WHAT IS BEING ASKED
Reproduce the listing below without any change.

GIVEN DATA
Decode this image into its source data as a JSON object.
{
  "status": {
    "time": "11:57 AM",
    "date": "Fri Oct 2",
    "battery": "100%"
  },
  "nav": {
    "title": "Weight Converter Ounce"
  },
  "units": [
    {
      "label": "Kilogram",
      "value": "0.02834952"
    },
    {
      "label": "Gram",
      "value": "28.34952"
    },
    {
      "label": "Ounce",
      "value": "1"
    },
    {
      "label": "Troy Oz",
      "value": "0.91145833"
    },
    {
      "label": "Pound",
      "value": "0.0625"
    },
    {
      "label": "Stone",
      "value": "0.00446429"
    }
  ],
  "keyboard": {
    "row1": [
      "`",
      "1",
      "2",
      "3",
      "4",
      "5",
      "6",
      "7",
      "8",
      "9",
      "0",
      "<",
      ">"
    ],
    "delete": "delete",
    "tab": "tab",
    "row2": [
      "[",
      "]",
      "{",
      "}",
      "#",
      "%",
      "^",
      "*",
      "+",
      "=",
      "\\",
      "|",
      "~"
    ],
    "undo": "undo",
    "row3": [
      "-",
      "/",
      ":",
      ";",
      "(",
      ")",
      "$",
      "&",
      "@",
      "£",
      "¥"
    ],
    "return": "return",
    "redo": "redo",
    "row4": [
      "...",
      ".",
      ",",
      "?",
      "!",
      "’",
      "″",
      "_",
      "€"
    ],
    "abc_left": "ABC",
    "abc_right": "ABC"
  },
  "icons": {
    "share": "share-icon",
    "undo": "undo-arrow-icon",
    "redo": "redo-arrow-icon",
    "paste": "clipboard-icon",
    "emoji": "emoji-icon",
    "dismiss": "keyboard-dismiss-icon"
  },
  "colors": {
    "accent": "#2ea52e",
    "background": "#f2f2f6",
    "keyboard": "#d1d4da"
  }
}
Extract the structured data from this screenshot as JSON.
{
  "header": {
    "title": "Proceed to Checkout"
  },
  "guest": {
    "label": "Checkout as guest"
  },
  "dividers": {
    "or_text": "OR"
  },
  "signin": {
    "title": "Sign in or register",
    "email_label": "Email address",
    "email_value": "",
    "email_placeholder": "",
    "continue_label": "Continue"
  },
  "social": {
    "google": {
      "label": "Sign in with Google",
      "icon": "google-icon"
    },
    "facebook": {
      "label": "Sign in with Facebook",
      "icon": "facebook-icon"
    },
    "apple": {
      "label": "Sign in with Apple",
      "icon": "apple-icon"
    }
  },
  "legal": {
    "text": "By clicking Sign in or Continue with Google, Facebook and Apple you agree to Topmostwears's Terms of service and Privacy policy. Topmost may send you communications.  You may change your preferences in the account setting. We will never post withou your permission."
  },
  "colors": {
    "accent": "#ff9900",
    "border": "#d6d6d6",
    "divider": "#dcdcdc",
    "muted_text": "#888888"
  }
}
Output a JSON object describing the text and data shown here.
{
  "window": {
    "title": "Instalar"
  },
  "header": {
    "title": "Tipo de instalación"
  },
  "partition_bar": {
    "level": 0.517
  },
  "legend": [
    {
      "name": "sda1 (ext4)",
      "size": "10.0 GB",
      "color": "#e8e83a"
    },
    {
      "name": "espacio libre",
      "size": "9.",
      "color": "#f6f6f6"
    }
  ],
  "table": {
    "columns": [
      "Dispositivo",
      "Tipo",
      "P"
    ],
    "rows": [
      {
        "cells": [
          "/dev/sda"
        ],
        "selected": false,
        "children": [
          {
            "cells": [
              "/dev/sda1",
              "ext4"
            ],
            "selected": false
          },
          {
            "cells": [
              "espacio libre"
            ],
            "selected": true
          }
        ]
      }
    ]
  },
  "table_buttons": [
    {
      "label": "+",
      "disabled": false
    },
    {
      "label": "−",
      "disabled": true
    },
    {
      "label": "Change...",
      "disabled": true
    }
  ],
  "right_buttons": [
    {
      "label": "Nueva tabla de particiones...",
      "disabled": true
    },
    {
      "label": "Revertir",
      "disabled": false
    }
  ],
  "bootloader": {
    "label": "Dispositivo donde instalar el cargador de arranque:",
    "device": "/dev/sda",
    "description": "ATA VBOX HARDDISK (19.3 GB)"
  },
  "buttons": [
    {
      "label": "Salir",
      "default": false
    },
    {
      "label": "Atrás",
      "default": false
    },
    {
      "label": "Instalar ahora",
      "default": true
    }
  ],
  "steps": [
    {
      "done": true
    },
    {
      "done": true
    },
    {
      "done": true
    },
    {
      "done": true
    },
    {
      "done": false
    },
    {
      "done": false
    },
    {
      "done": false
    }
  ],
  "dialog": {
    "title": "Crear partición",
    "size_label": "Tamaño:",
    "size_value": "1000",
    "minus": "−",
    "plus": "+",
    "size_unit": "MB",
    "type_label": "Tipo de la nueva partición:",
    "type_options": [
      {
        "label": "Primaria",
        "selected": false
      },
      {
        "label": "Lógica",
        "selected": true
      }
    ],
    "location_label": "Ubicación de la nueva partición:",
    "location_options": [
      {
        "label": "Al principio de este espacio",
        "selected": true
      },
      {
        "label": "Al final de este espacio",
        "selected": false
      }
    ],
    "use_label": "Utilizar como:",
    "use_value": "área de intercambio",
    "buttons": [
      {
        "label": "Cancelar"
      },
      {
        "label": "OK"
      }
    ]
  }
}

ANSWER BELOW
Decode this image into its source data as a JSON object.
{
  "status": {
    "time": "11:57 AM",
    "date": "Fri Oct 2",
    "battery": "100%"
  },
  "nav": {
    "title": "Weight Converter Ounce"
  },
  "units": [
    {
      "label": "Kilogram",
      "value": "0.02834952"
    },
    {
      "label": "Gram",
      "value": "28.34952"
    },
    {
      "label": "Ounce",
      "value": "1"
    },
    {
      "label": "Troy Oz",
      "value": "0.91145833"
    },
    {
      "label": "Pound",
      "value": "0.0625"
    },
    {
      "label": "Stone",
      "value": "0.00446429"
    }
  ],
  "keyboard": {
    "row1": [
      "`",
      "1",
      "2",
      "3",
      "4",
      "5",
      "6",
      "7",
      "8",
      "9",
      "0",
      "<",
      ">"
    ],
    "delete": "delete",
    "tab": "tab",
    "row2": [
      "[",
      "]",
      "{",
      "}",
      "#",
      "%",
      "^",
      "*",
      "+",
      "=",
      "\\",
      "|",
      "~"
    ],
    "undo": "undo",
    "row3": [
      "-",
      "/",
      ":",
      ";",
      "(",
      ")",
      "$",
      "&",
      "@",
      "£",
      "¥"
    ],
    "return": "return",
    "redo": "redo",
    "row4": [
      "...",
      ".",
      ",",
      "?",
      "!",
      "’",
      "″",
      "_",
      "€"
    ],
    "abc_left": "ABC",
    "abc_right": "ABC"
  },
  "icons": {
    "share": "share-icon",
    "undo": "undo-arrow-icon",
    "redo": "redo-arrow-icon",
    "paste": "clipboard-icon",
    "emoji": "emoji-icon",
    "dismiss": "keyboard-dismiss-icon"
  },
  "colors": {
    "accent": "#2ea52e",
    "background": "#f2f2f6",
    "keyboard": "#d1d4da"
  }
}
Extract the structured data from this screenshot as JSON.
{
  "header": {
    "title": "Proceed to Checkout"
  },
  "guest": {
    "label": "Checkout as guest"
  },
  "dividers": {
    "or_text": "OR"
  },
  "signin": {
    "title": "Sign in or register",
    "email_label": "Email address",
    "email_value": "",
    "email_placeholder": "",
    "continue_label": "Continue"
  },
  "social": {
    "google": {
      "label": "Sign in with Google",
      "icon": "google-icon"
    },
    "facebook": {
      "label": "Sign in with Facebook",
      "icon": "facebook-icon"
    },
    "apple": {
      "label": "Sign in with Apple",
      "icon": "apple-icon"
    }
  },
  "legal": {
    "text": "By clicking Sign in or Continue with Google, Facebook and Apple you agree to Topmostwears's Terms of service and Privacy policy. Topmost may send you communications.  You may change your preferences in the account setting. We will never post withou your permission."
  },
  "colors": {
    "accent": "#ff9900",
    "border": "#d6d6d6",
    "divider": "#dcdcdc",
    "muted_text": "#888888"
  }
}
Output a JSON object describing the text and data shown here.
{
  "window": {
    "title": "Instalar"
  },
  "header": {
    "title": "Tipo de instalación"
  },
  "partition_bar": {
    "level": 0.517
  },
  "legend": [
    {
      "name": "sda1 (ext4)",
      "size": "10.0 GB",
      "color": "#e8e83a"
    },
    {
      "name": "espacio libre",
      "size": "9.",
      "color": "#f6f6f6"
    }
  ],
  "table": {
    "columns": [
      "Dispositivo",
      "Tipo",
      "P"
    ],
    "rows": [
      {
        "cells": [
          "/dev/sda"
        ],
        "selected": false,
        "children": [
          {
            "cells": [
              "/dev/sda1",
              "ext4"
            ],
            "selected": false
          },
          {
            "cells": [
              "espacio libre"
            ],
            "selected": true
          }
        ]
      }
    ]
  },
  "table_buttons": [
    {
      "label": "+",
      "disabled": false
    },
    {
      "label": "−",
      "disabled": true
    },
    {
      "label": "Change...",
      "disabled": true
    }
  ],
  "right_buttons": [
    {
      "label": "Nueva tabla de particiones...",
      "disabled": true
    },
    {
      "label": "Revertir",
      "disabled": false
    }
  ],
  "bootloader": {
    "label": "Dispositivo donde instalar el cargador de arranque:",
    "device": "/dev/sda",
    "description": "ATA VBOX HARDDISK (19.3 GB)"
  },
  "buttons": [
    {
      "label": "Salir",
      "default": false
    },
    {
      "label": "Atrás",
      "default": false
    },
    {
      "label": "Instalar ahora",
      "default": true
    }
  ],
  "steps": [
    {
      "done": true
    },
    {
      "done": true
    },
    {
      "done": true
    },
    {
      "done": true
    },
    {
      "done": false
    },
    {
      "done": false
    },
    {
      "done": false
    }
  ],
  "dialog": {
    "title": "Crear partición",
    "size_label": "Tamaño:",
    "size_value": "1000",
    "minus": "−",
    "plus": "+",
    "size_unit": "MB",
    "type_label": "Tipo de la nueva partición:",
    "type_options": [
      {
        "label": "Primaria",
        "selected": false
      },
      {
        "label": "Lógica",
        "selected": true
      }
    ],
    "location_label": "Ubicación de la nueva partición:",
    "location_options": [
      {
        "label": "Al principio de este espacio",
        "selected": true
      },
      {
        "label": "Al final de este espacio",
        "selected": false
      }
    ],
    "use_label": "Utilizar como:",
    "use_value": "área de intercambio",
    "buttons": [
      {
        "label": "Cancelar"
      },
      {
        "label": "OK"
      }
    ]
  }
}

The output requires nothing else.